EXERCISE: The entries below are to be written out again without alteration.
____________________
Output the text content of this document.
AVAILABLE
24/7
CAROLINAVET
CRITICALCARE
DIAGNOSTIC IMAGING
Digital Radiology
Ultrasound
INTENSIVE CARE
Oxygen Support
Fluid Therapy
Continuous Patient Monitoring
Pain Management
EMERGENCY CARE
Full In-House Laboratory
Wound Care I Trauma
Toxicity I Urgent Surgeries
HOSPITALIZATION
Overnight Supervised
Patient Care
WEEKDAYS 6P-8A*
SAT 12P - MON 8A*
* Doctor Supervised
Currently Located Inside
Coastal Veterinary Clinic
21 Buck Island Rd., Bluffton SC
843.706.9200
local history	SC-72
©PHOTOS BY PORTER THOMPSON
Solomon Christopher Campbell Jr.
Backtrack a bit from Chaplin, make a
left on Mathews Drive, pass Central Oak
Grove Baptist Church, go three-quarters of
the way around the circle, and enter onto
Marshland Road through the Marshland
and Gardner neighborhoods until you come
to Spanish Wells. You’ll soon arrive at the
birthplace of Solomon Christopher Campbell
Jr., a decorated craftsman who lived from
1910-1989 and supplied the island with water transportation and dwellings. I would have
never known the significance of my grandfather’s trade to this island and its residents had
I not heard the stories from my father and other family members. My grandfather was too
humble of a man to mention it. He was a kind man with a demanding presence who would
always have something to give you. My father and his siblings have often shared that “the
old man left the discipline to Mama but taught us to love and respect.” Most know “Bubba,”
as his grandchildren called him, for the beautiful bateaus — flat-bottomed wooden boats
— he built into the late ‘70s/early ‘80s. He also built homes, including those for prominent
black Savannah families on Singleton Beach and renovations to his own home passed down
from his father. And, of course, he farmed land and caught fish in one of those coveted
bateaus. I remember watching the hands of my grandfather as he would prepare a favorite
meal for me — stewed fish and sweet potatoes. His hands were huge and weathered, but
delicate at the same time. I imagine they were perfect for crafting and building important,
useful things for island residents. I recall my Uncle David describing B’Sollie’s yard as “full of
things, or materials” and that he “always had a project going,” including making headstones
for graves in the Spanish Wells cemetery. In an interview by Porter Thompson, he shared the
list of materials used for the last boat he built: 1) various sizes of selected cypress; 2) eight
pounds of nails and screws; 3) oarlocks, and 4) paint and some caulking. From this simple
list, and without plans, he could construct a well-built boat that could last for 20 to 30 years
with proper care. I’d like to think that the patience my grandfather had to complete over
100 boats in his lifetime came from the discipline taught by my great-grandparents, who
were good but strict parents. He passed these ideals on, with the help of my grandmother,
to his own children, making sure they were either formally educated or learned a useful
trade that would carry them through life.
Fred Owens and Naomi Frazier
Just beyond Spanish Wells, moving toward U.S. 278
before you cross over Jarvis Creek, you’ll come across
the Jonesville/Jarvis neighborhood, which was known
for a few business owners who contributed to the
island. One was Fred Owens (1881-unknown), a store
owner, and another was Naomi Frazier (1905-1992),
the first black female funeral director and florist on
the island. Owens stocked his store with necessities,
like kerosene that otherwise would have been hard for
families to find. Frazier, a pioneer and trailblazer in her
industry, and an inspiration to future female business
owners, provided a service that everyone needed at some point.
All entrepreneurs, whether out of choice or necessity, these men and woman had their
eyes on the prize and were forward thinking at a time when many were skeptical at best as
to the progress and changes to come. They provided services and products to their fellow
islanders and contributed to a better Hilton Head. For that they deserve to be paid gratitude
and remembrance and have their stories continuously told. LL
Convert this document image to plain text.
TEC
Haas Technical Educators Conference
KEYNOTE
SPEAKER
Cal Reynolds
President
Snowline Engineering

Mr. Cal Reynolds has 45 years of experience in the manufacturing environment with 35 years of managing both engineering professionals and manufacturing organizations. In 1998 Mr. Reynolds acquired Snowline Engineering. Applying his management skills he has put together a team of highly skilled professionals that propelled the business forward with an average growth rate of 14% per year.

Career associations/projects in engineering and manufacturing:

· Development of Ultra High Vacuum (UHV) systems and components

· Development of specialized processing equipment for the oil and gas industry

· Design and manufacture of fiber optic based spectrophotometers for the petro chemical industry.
____________________
REPLY:
Output the text content of this document.
AVAILABLE
24/7
CAROLINAVET
CRITICALCARE
DIAGNOSTIC IMAGING
Digital Radiology
Ultrasound
INTENSIVE CARE
Oxygen Support
Fluid Therapy
Continuous Patient Monitoring
Pain Management
EMERGENCY CARE
Full In-House Laboratory
Wound Care I Trauma
Toxicity I Urgent Surgeries
HOSPITALIZATION
Overnight Supervised
Patient Care
WEEKDAYS 6P-8A*
SAT 12P - MON 8A*
* Doctor Supervised
Currently Located Inside
Coastal Veterinary Clinic
21 Buck Island Rd., Bluffton SC
843.706.9200
local history	SC-72
©PHOTOS BY PORTER THOMPSON
Solomon Christopher Campbell Jr.
Backtrack a bit from Chaplin, make a
left on Mathews Drive, pass Central Oak
Grove Baptist Church, go three-quarters of
the way around the circle, and enter onto
Marshland Road through the Marshland
and Gardner neighborhoods until you come
to Spanish Wells. You’ll soon arrive at the
birthplace of Solomon Christopher Campbell
Jr., a decorated craftsman who lived from
1910-1989 and supplied the island with water transportation and dwellings. I would have
never known the significance of my grandfather’s trade to this island and its residents had
I not heard the stories from my father and other family members. My grandfather was too
humble of a man to mention it. He was a kind man with a demanding presence who would
always have something to give you. My father and his siblings have often shared that “the
old man left the discipline to Mama but taught us to love and respect.” Most know “Bubba,”
as his grandchildren called him, for the beautiful bateaus — flat-bottomed wooden boats
— he built into the late ‘70s/early ‘80s. He also built homes, including those for prominent
black Savannah families on Singleton Beach and renovations to his own home passed down
from his father. And, of course, he farmed land and caught fish in one of those coveted
bateaus. I remember watching the hands of my grandfather as he would prepare a favorite
meal for me — stewed fish and sweet potatoes. His hands were huge and weathered, but
delicate at the same time. I imagine they were perfect for crafting and building important,
useful things for island residents. I recall my Uncle David describing B’Sollie’s yard as “full of
things, or materials” and that he “always had a project going,” including making headstones
for graves in the Spanish Wells cemetery. In an interview by Porter Thompson, he shared the
list of materials used for the last boat he built: 1) various sizes of selected cypress; 2) eight
pounds of nails and screws; 3) oarlocks, and 4) paint and some caulking. From this simple
list, and without plans, he could construct a well-built boat that could last for 20 to 30 years
with proper care. I’d like to think that the patience my grandfather had to complete over
100 boats in his lifetime came from the discipline taught by my great-grandparents, who
were good but strict parents. He passed these ideals on, with the help of my grandmother,
to his own children, making sure they were either formally educated or learned a useful
trade that would carry them through life.
Fred Owens and Naomi Frazier
Just beyond Spanish Wells, moving toward U.S. 278
before you cross over Jarvis Creek, you’ll come across
the Jonesville/Jarvis neighborhood, which was known
for a few business owners who contributed to the
island. One was Fred Owens (1881-unknown), a store
owner, and another was Naomi Frazier (1905-1992),
the first black female funeral director and florist on
the island. Owens stocked his store with necessities,
like kerosene that otherwise would have been hard for
families to find. Frazier, a pioneer and trailblazer in her
industry, and an inspiration to future female business
owners, provided a service that everyone needed at some point.
All entrepreneurs, whether out of choice or necessity, these men and woman had their
eyes on the prize and were forward thinking at a time when many were skeptical at best as
to the progress and changes to come. They provided services and products to their fellow
islanders and contributed to a better Hilton Head. For that they deserve to be paid gratitude
and remembrance and have their stories continuously told. LL
Convert this document image to plain text.
TEC
Haas Technical Educators Conference
KEYNOTE
SPEAKER
Cal Reynolds
President
Snowline Engineering

Mr. Cal Reynolds has 45 years of experience in the manufacturing environment with 35 years of managing both engineering professionals and manufacturing organizations. In 1998 Mr. Reynolds acquired Snowline Engineering. Applying his management skills he has put together a team of highly skilled professionals that propelled the business forward with an average growth rate of 14% per year.

Career associations/projects in engineering and manufacturing:

· Development of Ultra High Vacuum (UHV) systems and components

· Development of specialized processing equipment for the oil and gas industry

· Design and manufacture of fiber optic based spectrophotometers for the petro chemical industry.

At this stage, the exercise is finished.